OBJECTIVE – The listing below should be printed exactly, every line of it. Skip the pictures.

RECORDS TO PROCESS –
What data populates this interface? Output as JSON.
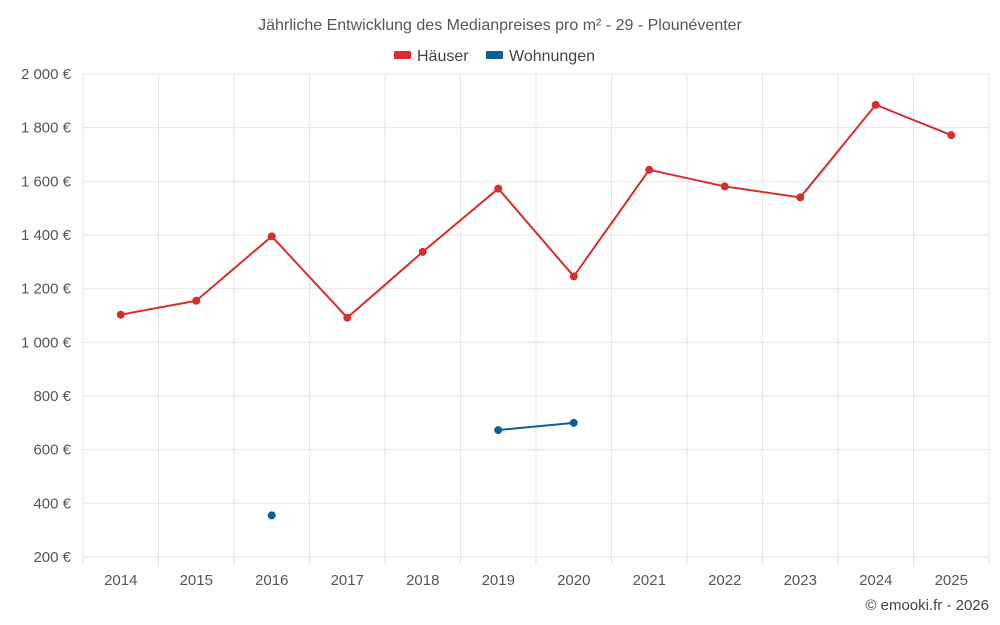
{
  "chart_data": {
    "type": "line",
    "title": "Jährliche Entwicklung des Medianpreises pro m² - 29 - Plounéventer",
    "xlabel": "",
    "ylabel": "",
    "categories": [
      "2014",
      "2015",
      "2016",
      "2017",
      "2018",
      "2019",
      "2020",
      "2021",
      "2022",
      "2023",
      "2024",
      "2025"
    ],
    "y_tick_labels": [
      "200 €",
      "400 €",
      "600 €",
      "800 €",
      "1 000 €",
      "1 200 €",
      "1 400 €",
      "1 600 €",
      "1 800 €",
      "2 000 €"
    ],
    "y_ticks": [
      200,
      400,
      600,
      800,
      1000,
      1200,
      1400,
      1600,
      1800,
      2000
    ],
    "ylim": [
      200,
      2000
    ],
    "grid": true,
    "legend_position": "top-center",
    "series": [
      {
        "name": "Häuser",
        "color": "#d32f2f",
        "values": [
          1103,
          1155,
          1395,
          1092,
          1337,
          1573,
          1246,
          1643,
          1581,
          1540,
          1885,
          1772
        ]
      },
      {
        "name": "Wohnungen",
        "color": "#0a5f96",
        "values": [
          null,
          null,
          355,
          null,
          null,
          673,
          700,
          null,
          null,
          null,
          null,
          null
        ]
      }
    ]
  },
  "credit": "© emooki.fr - 2026"
}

TASK SOLUTION –
What data populates this interface? Output as JSON.
{
  "chart_data": {
    "type": "line",
    "title": "Jährliche Entwicklung des Medianpreises pro m² - 29 - Plounéventer",
    "xlabel": "",
    "ylabel": "",
    "categories": [
      "2014",
      "2015",
      "2016",
      "2017",
      "2018",
      "2019",
      "2020",
      "2021",
      "2022",
      "2023",
      "2024",
      "2025"
    ],
    "y_tick_labels": [
      "200 €",
      "400 €",
      "600 €",
      "800 €",
      "1 000 €",
      "1 200 €",
      "1 400 €",
      "1 600 €",
      "1 800 €",
      "2 000 €"
    ],
    "y_ticks": [
      200,
      400,
      600,
      800,
      1000,
      1200,
      1400,
      1600,
      1800,
      2000
    ],
    "ylim": [
      200,
      2000
    ],
    "grid": true,
    "legend_position": "top-center",
    "series": [
      {
        "name": "Häuser",
        "color": "#d32f2f",
        "values": [
          1103,
          1155,
          1395,
          1092,
          1337,
          1573,
          1246,
          1643,
          1581,
          1540,
          1885,
          1772
        ]
      },
      {
        "name": "Wohnungen",
        "color": "#0a5f96",
        "values": [
          null,
          null,
          355,
          null,
          null,
          673,
          700,
          null,
          null,
          null,
          null,
          null
        ]
      }
    ]
  },
  "credit": "© emooki.fr - 2026"
}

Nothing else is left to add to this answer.